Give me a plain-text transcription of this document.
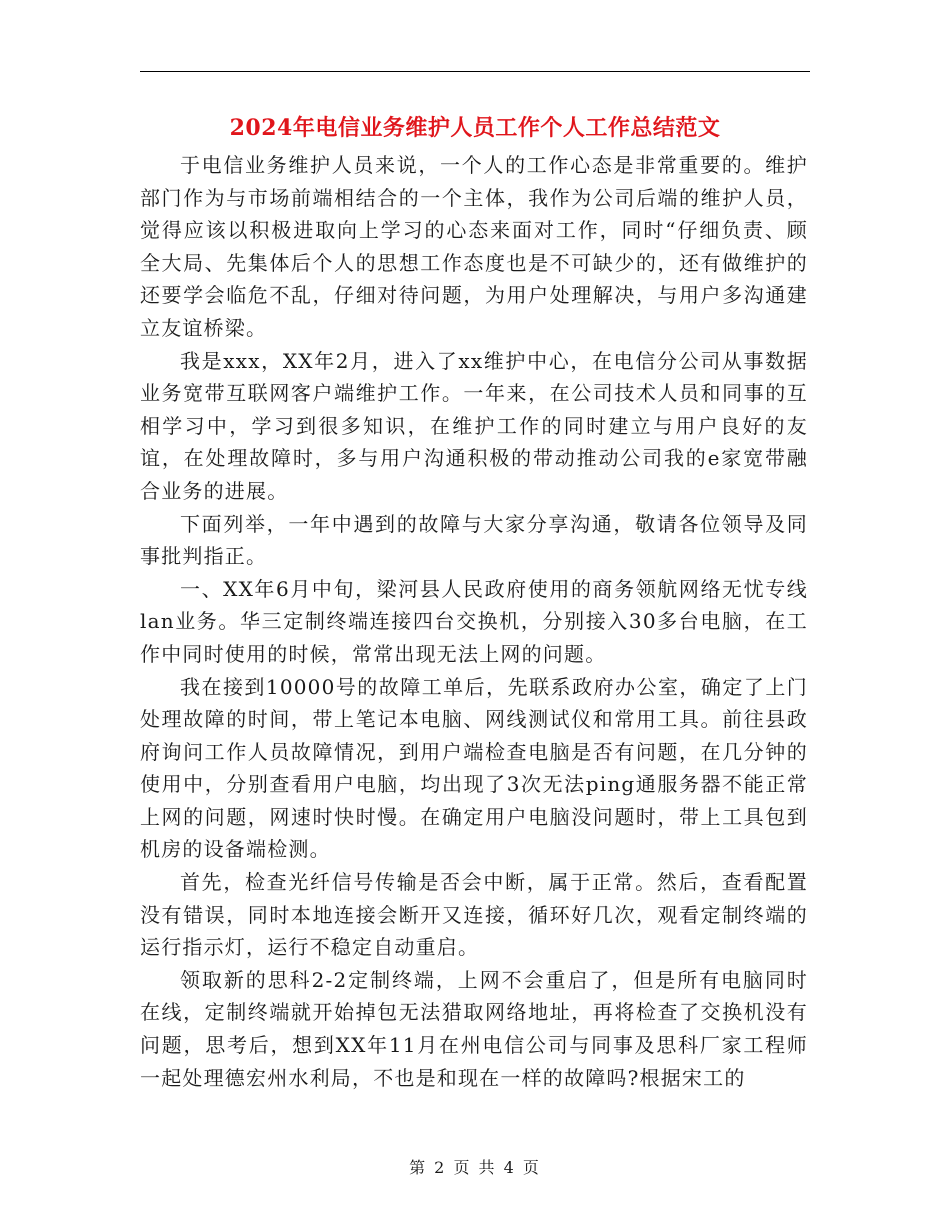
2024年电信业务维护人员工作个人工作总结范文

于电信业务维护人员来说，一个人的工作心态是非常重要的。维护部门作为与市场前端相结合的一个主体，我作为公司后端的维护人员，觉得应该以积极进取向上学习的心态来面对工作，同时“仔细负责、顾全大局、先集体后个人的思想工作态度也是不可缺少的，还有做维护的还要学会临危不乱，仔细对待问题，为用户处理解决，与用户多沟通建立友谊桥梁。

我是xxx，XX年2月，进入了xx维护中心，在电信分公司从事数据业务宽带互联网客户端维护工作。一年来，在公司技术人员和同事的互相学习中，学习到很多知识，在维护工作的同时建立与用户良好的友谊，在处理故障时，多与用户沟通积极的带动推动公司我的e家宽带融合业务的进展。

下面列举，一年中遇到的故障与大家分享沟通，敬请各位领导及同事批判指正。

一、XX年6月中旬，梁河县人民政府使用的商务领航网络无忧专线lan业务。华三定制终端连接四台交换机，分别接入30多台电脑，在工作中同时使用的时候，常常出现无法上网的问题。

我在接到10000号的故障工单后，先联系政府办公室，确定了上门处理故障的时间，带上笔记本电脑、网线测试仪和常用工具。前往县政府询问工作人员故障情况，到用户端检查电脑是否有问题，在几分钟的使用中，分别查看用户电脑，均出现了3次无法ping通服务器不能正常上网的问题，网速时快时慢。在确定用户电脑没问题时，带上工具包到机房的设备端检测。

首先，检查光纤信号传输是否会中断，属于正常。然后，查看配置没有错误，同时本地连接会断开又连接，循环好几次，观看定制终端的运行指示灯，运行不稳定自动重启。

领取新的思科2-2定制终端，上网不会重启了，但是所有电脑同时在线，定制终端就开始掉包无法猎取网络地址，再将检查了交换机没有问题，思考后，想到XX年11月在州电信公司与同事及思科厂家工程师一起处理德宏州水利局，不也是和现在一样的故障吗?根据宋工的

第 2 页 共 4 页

□ □ □ □ □ □ □

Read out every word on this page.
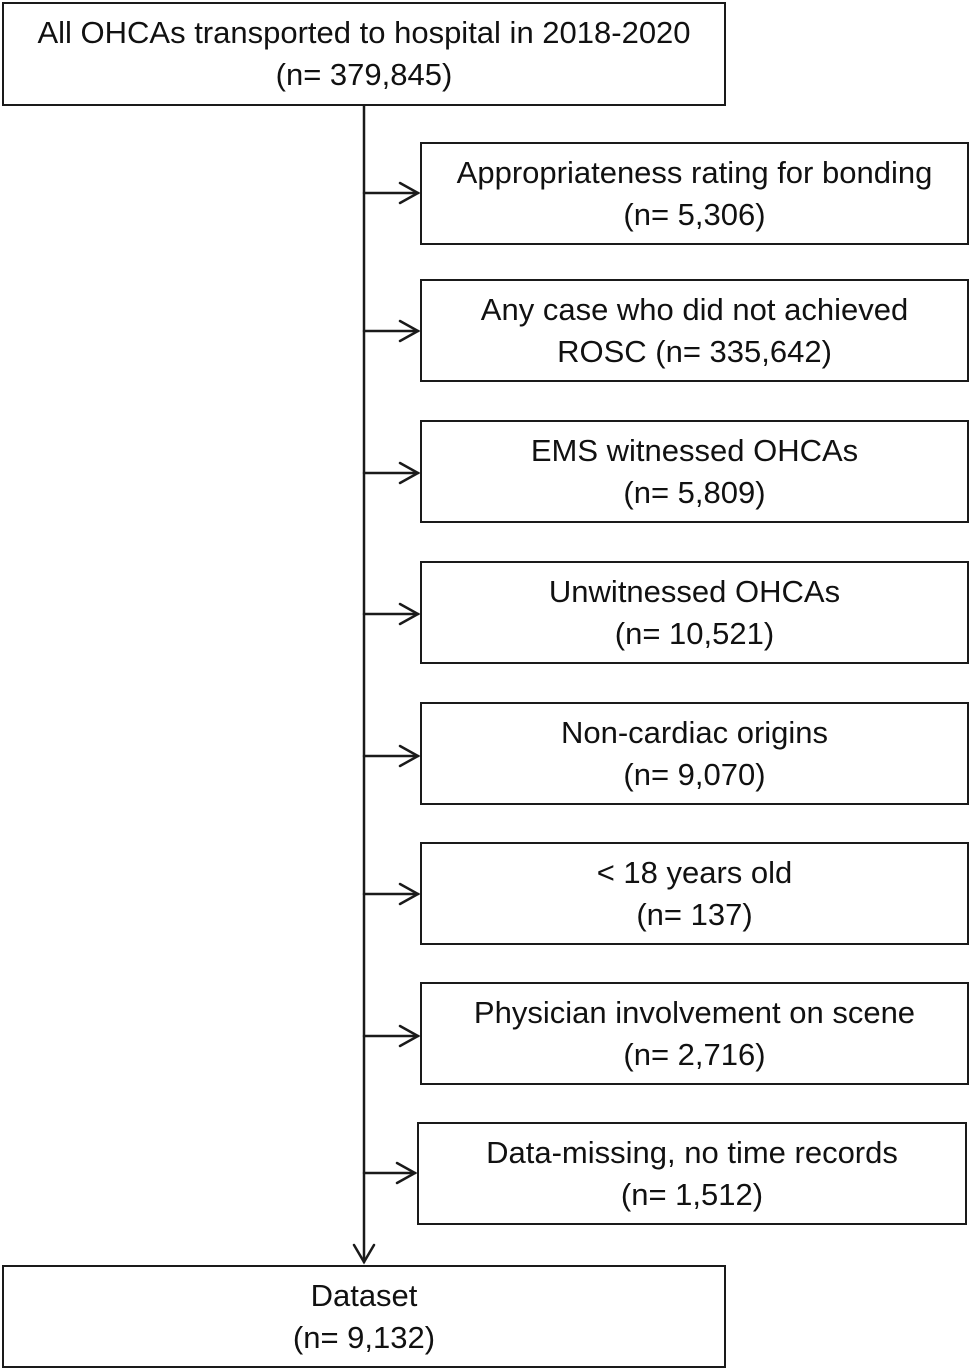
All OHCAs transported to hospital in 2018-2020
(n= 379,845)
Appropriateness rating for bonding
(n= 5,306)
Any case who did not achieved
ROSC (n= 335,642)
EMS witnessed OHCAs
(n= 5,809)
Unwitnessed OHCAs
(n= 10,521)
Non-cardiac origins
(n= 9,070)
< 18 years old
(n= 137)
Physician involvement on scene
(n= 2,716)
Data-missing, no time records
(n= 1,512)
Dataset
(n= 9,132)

□ □ □ □ □ □ □

__Goal__: Collect each line above holding the string "OHCAs".

__Reply__:
All OHCAs transported to hospital in 2018-2020
EMS witnessed OHCAs
Unwitnessed OHCAs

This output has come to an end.